- **Instructions for the task**
Below are the records; copy each line in them that holds the word "Cumulative".

- **Data for the task**

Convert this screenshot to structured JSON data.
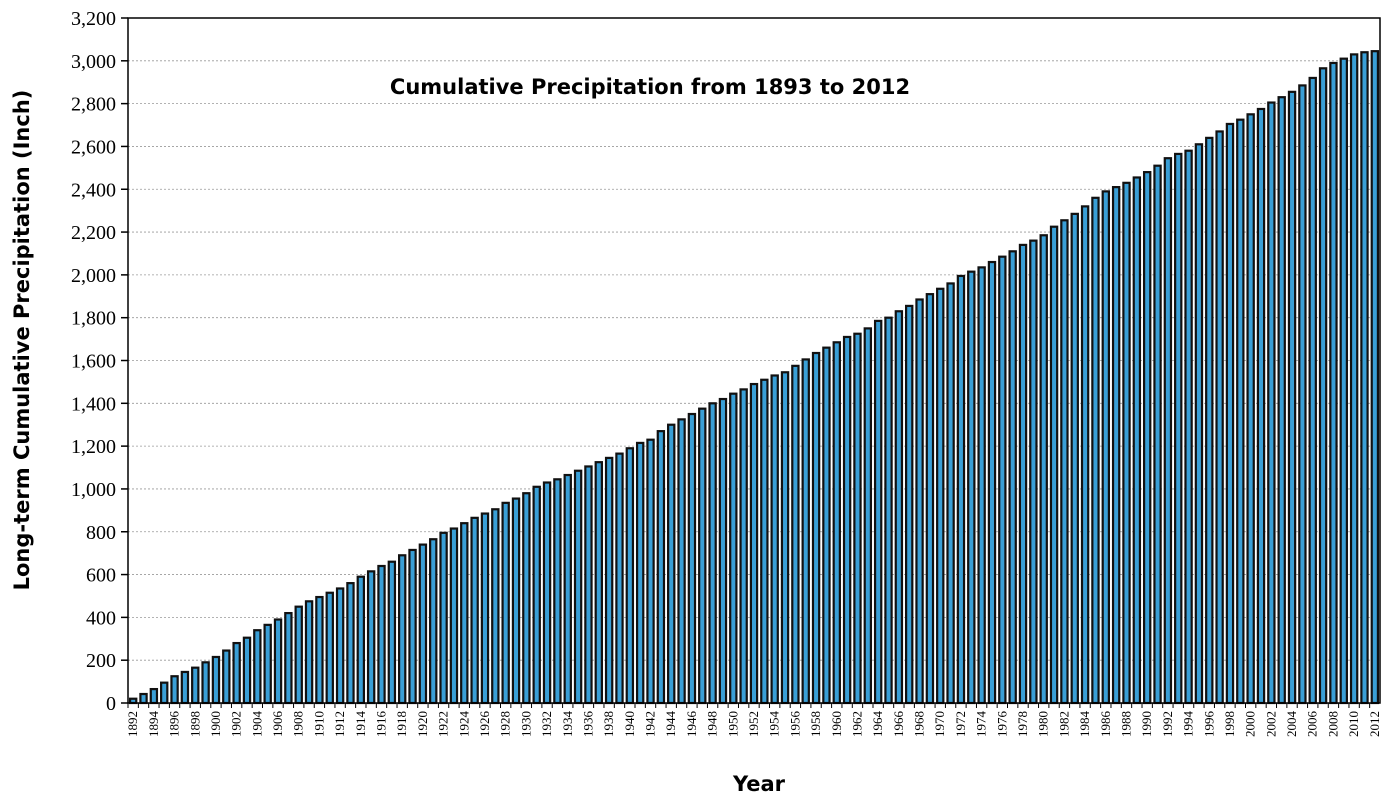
{
  "chart_data": {
    "type": "bar",
    "title": "Cumulative Precipitation from 1893 to 2012",
    "x_label": "Year",
    "y_label": "Long-term Cumulative Precipitation (Inch)",
    "color": "#3a9fd6",
    "grid": true,
    "ylim": [
      0,
      3200
    ],
    "yticks": [
      0,
      200,
      400,
      600,
      800,
      {
        "value": 1000,
        "label": "1,000"
      },
      {
        "value": 1200,
        "label": "1,200"
      },
      {
        "value": 1400,
        "label": "1,400"
      },
      {
        "value": 1600,
        "label": "1,600"
      },
      {
        "value": 1800,
        "label": "1,800"
      },
      {
        "value": 2000,
        "label": "2,000"
      },
      {
        "value": 2200,
        "label": "2,200"
      },
      {
        "value": 2400,
        "label": "2,400"
      },
      {
        "value": 2600,
        "label": "2,600"
      },
      {
        "value": 2800,
        "label": "2,800"
      },
      {
        "value": 3000,
        "label": "3,000"
      },
      {
        "value": 3200,
        "label": "3,200"
      }
    ],
    "categories": [
      "1892",
      null,
      "1894",
      null,
      "1896",
      null,
      "1898",
      null,
      "1900",
      null,
      "1902",
      null,
      "1904",
      null,
      "1906",
      null,
      "1908",
      null,
      "1910",
      null,
      "1912",
      null,
      "1914",
      null,
      "1916",
      null,
      "1918",
      null,
      "1920",
      null,
      "1922",
      null,
      "1924",
      null,
      "1926",
      null,
      "1928",
      null,
      "1930",
      null,
      "1932",
      null,
      "1934",
      null,
      "1936",
      null,
      "1938",
      null,
      "1940",
      null,
      "1942",
      null,
      "1944",
      null,
      "1946",
      null,
      "1948",
      null,
      "1950",
      null,
      "1952",
      null,
      "1954",
      null,
      "1956",
      null,
      "1958",
      null,
      "1960",
      null,
      "1962",
      null,
      "1964",
      null,
      "1966",
      null,
      "1968",
      null,
      "1970",
      null,
      "1972",
      null,
      "1974",
      null,
      "1976",
      null,
      "1978",
      null,
      "1980",
      null,
      "1982",
      null,
      "1984",
      null,
      "1986",
      null,
      "1988",
      null,
      "1990",
      null,
      "1992",
      null,
      "1994",
      null,
      "1996",
      null,
      "1998",
      null,
      "2000",
      null,
      "2002",
      null,
      "2004",
      null,
      "2006",
      null,
      "2008",
      null,
      "2010",
      null,
      "2012"
    ],
    "values": [
      20,
      42,
      65,
      95,
      125,
      145,
      165,
      190,
      215,
      245,
      280,
      305,
      340,
      365,
      390,
      420,
      450,
      475,
      495,
      515,
      535,
      560,
      590,
      615,
      640,
      660,
      690,
      715,
      740,
      765,
      795,
      815,
      840,
      865,
      885,
      905,
      935,
      955,
      980,
      1010,
      1030,
      1045,
      1065,
      1085,
      1105,
      1125,
      1145,
      1165,
      1190,
      1215,
      1230,
      1270,
      1300,
      1325,
      1350,
      1375,
      1400,
      1420,
      1445,
      1465,
      1490,
      1510,
      1530,
      1545,
      1575,
      1605,
      1635,
      1660,
      1685,
      1710,
      1725,
      1750,
      1785,
      1800,
      1830,
      1855,
      1885,
      1910,
      1935,
      1960,
      1995,
      2015,
      2035,
      2060,
      2085,
      2110,
      2140,
      2160,
      2185,
      2225,
      2255,
      2285,
      2320,
      2360,
      2390,
      2410,
      2430,
      2455,
      2480,
      2510,
      2545,
      2565,
      2580,
      2610,
      2640,
      2670,
      2705,
      2725,
      2750,
      2775,
      2805,
      2830,
      2855,
      2885,
      2920,
      2965,
      2990,
      3010,
      3030,
      3040,
      3045
    ]
  }
}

- **Result**
    "title": "Cumulative Precipitation from 1893 to 2012",
    "y_label": "Long-term Cumulative Precipitation (Inch)",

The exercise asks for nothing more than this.